Objetivo A: Extraia do trecho sobre a Unasul o texto que vai de "Trata-se de problema" até "maio de 2008.", incluindo ambos.
Objetivo B: Liste todos os países mencionados no trecho sobre a Unasul.

Trecho fornecido:
********************

Trata-se de problema que persegue a Unasul desde o nascimento e
ao qual ela tem dado respostas desapontadoras.
O "animus laedendi" entre a Venezuela e a Colômbia já estava exacerbado quando a cúpula de chefes
de Estado em Brasília aprovou o
Tratado Constitutivo da nova entidade em 23 de maio de 2008.
Definida como "um espaço de integração e união", a Unasul ganhou personalidade jurídica internacional tardiamente. No dia 1º de
março, as Forças Armadas da Colômbia bombardearam um acampamento das Farc no Equador, matando Raúl Reyes, o ex-número
dois da guerrilha colombiana e pelo menos outros dez guerrilheiros.
A primeira reação veio não da
Unasul, mas dos países da Alternativa Bolivariana para as Américas
(Alba). O objetivo era isolar a Colômbia e caracterizá-la como um
país agressor.
Embora a Colômbia tivesse violado o território do Equador, e não o
da Venezuela, o presidente Hugo
Chávez ordenou o deslocamento de
tropas para a fronteira e rompeu relações com o governo do presidente
Álvaro Uribe, antes mesmo de o
presidente do Equador, Rafael
Corrrea, expulsar o embaixador da
Colômbia em Quito.
Quem desarmou uma crise diplomática que poderia tomar rumos
belicosos foi a velha e desacreditada Organização dos Estados Americanos (OEA), a quem o presidente
Correa solicitou apoio.
Reunida em tempo habilíssimo,
a OEA condenou a Colômbia pela
violação da soberania territorial do
Equador, mas sem lhe atribuir a
condição de país agressor.

********************

Dados:

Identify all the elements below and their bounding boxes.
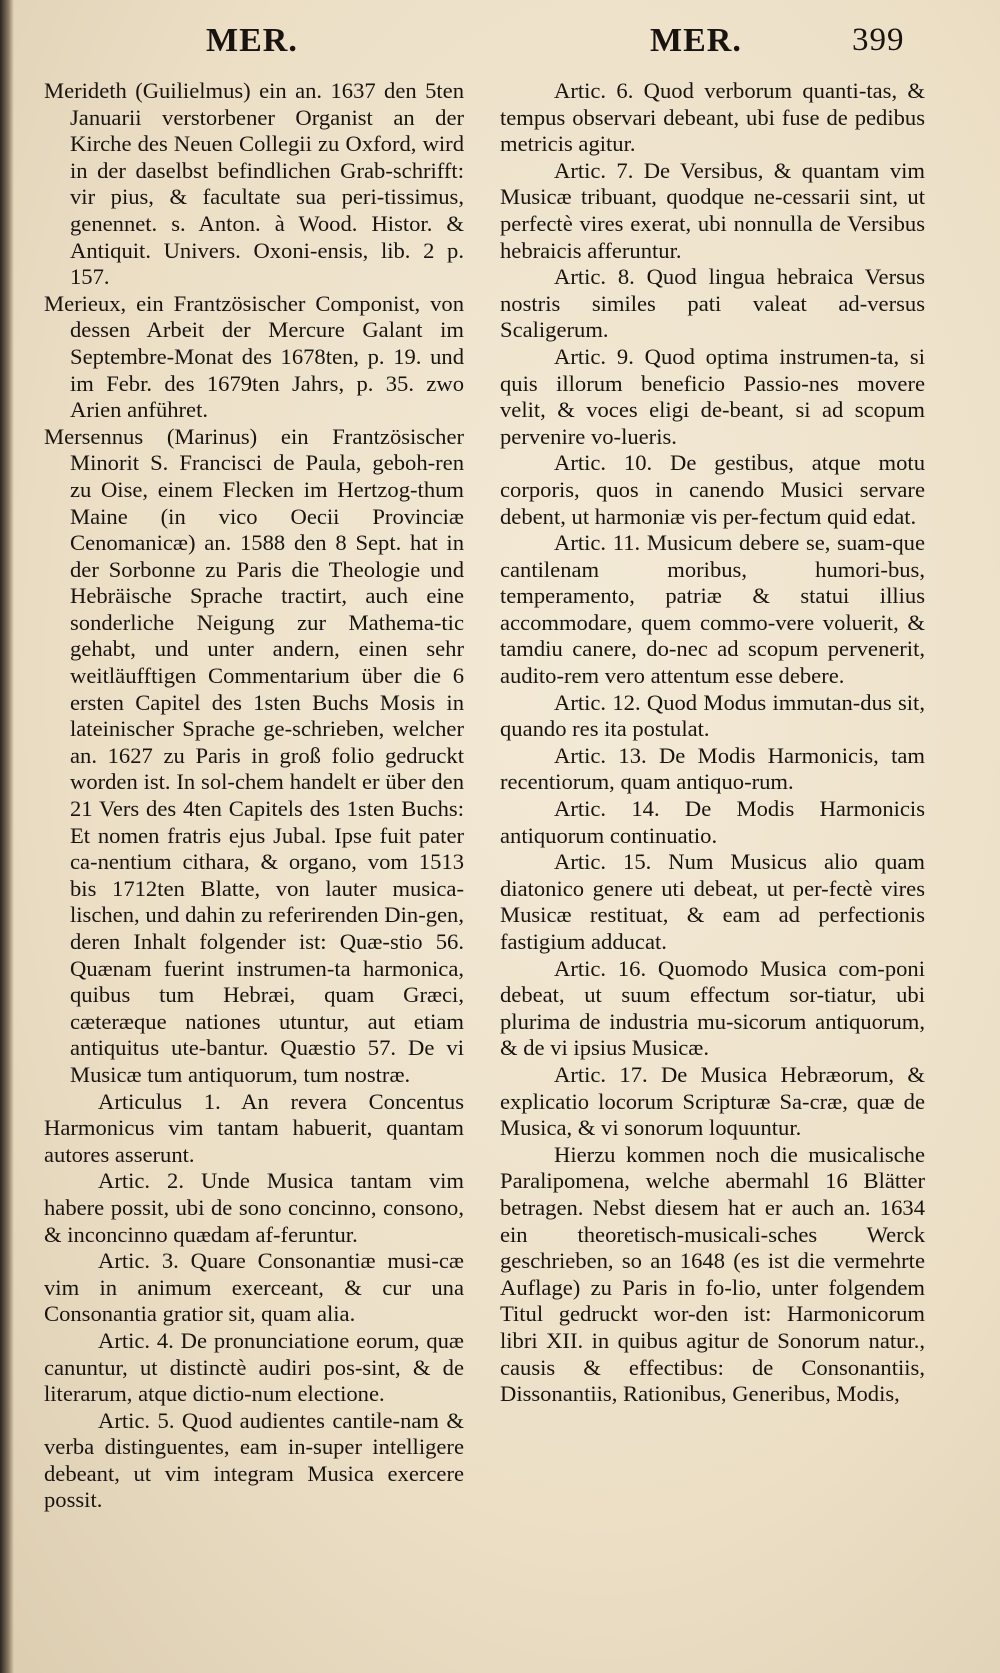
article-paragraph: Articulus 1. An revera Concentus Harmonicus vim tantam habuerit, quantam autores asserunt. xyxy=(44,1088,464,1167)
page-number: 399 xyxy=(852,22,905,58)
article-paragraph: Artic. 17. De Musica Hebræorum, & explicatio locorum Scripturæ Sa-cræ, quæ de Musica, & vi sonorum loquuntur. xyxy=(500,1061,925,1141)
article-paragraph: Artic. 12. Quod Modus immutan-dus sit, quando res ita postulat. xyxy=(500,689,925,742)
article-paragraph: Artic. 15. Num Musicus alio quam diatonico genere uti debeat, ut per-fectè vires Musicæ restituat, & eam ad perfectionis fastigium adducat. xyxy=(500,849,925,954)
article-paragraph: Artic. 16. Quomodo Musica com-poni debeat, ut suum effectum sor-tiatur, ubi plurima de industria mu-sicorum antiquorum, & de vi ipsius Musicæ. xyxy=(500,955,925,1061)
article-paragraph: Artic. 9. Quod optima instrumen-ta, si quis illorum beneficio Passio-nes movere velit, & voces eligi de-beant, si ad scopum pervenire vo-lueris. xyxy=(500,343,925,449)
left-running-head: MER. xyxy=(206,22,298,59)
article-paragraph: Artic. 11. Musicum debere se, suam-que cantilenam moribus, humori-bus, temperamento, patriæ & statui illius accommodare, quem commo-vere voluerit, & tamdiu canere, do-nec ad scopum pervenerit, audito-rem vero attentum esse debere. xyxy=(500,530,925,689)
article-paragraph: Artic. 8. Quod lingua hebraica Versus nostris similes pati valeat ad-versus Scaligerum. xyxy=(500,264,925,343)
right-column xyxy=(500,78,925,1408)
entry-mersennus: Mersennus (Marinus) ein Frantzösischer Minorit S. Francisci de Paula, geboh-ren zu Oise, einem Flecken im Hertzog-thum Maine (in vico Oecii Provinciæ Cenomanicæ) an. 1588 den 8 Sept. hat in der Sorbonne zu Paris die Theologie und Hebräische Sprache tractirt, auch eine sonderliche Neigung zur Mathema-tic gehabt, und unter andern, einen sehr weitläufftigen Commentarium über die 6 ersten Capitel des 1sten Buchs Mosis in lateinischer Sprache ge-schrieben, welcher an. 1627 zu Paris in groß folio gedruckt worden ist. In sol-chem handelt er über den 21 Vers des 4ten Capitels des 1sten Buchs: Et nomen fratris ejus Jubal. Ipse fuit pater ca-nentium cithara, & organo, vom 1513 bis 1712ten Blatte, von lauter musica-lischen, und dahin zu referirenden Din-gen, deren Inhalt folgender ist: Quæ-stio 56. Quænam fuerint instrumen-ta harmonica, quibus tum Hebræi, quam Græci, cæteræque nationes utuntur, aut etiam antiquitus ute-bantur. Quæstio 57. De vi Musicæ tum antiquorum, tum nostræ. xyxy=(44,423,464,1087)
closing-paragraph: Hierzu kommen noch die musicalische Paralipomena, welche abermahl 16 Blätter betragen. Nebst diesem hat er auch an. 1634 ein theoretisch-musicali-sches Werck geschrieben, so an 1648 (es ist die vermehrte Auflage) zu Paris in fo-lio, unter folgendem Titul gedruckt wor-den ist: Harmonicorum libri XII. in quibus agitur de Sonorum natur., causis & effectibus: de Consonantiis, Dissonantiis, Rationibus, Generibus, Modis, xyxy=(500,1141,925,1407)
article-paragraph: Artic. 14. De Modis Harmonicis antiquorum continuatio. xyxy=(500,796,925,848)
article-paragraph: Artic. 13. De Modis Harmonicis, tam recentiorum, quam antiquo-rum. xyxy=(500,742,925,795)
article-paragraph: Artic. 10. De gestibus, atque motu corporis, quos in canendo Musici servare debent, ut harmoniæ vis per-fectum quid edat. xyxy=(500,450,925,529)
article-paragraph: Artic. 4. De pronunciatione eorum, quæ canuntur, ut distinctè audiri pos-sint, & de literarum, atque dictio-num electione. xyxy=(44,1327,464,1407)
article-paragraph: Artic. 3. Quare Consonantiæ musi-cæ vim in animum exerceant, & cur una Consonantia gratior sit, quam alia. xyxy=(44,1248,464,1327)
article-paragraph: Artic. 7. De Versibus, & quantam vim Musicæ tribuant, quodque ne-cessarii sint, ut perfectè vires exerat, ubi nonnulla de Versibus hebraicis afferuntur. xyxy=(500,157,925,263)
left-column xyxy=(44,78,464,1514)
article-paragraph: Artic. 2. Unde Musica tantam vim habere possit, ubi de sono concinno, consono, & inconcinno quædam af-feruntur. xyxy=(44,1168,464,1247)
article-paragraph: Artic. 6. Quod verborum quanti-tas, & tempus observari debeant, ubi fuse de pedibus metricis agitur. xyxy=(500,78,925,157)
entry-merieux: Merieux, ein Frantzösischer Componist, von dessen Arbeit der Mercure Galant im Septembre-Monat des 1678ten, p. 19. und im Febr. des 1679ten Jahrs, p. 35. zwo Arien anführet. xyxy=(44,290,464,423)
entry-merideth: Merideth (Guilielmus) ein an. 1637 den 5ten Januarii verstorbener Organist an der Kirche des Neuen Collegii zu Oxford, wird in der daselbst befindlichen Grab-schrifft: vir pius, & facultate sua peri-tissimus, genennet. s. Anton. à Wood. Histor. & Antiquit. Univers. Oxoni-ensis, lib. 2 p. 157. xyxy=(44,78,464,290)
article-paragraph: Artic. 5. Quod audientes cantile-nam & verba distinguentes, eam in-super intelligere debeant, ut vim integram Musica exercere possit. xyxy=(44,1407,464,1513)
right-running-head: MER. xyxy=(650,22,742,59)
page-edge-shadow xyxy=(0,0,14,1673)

********************

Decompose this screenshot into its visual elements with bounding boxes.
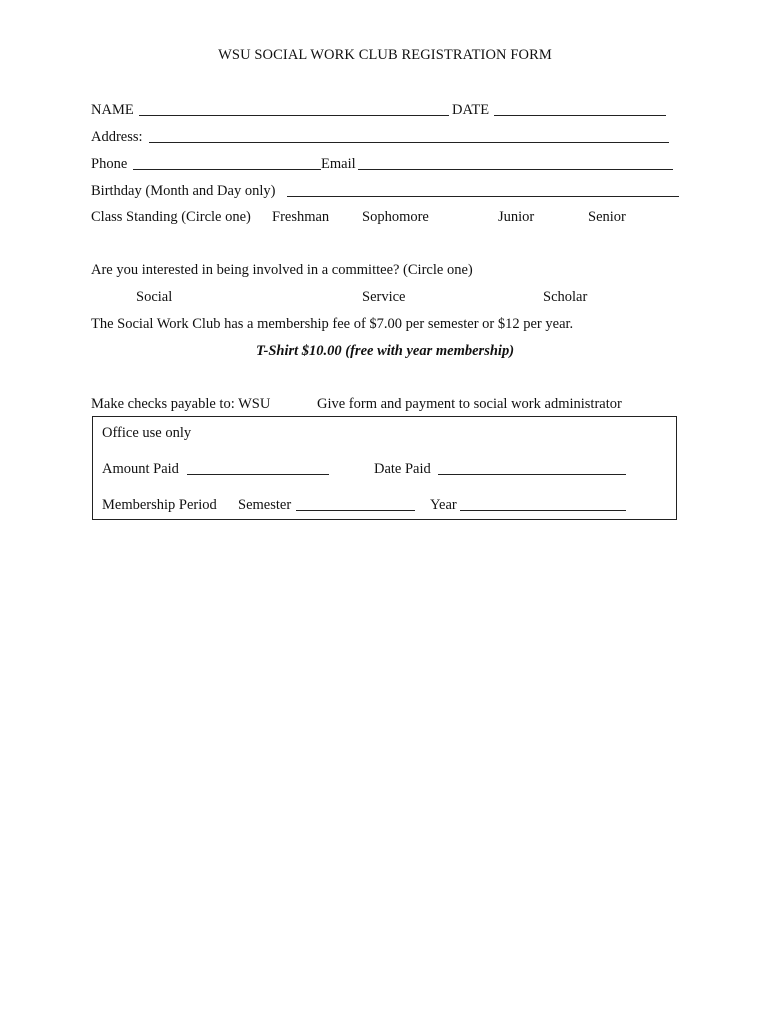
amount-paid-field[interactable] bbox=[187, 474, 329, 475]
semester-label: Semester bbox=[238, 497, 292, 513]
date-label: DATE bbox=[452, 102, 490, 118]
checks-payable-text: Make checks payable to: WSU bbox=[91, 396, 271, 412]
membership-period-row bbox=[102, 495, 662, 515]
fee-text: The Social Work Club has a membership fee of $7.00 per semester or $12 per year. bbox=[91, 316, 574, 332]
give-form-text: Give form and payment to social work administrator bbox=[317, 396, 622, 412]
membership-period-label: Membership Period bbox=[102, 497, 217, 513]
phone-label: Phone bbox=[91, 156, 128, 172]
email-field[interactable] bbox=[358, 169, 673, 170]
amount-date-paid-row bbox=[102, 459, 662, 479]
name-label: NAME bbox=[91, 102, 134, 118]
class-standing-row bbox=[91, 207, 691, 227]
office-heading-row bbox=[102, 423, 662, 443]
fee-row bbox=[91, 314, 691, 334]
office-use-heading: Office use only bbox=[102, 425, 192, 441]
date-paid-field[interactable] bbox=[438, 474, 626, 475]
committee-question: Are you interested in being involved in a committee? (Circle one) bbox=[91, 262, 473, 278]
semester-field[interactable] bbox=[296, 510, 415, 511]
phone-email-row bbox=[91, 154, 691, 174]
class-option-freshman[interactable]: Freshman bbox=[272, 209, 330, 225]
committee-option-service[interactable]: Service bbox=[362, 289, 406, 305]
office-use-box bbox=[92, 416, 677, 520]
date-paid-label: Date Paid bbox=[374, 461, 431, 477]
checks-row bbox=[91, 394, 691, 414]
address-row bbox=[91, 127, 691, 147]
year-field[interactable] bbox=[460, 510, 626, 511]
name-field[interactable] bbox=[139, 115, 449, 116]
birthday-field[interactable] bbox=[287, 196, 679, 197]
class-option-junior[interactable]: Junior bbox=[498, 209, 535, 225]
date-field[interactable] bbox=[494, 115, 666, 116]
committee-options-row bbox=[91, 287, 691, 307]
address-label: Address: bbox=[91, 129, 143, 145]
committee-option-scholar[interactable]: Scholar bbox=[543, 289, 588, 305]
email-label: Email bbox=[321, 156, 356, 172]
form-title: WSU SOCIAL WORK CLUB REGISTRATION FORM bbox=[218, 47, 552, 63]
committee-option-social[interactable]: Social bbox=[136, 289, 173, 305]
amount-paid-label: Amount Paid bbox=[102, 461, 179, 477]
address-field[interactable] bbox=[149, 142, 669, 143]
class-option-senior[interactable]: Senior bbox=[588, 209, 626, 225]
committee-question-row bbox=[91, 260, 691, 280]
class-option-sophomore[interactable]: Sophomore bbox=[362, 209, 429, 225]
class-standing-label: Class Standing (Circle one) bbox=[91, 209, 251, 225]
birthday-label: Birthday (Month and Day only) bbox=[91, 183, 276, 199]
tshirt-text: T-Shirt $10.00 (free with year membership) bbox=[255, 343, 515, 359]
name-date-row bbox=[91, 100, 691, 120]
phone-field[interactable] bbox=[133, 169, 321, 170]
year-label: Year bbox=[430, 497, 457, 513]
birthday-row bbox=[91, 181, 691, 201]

********************

Solução do problema A:
Trata-se de problema que persegue a Unasul desde o nascimento e
ao qual ela tem dado respostas desapontadoras.
O "animus laedendi" entre a Venezuela e a Colômbia já estava exacerbado quando a cúpula de chefes
de Estado em Brasília aprovou o
Tratado Constitutivo da nova entidade em 23 de maio de 2008.

Solução do problema B: Venezuela, Colômbia, Equador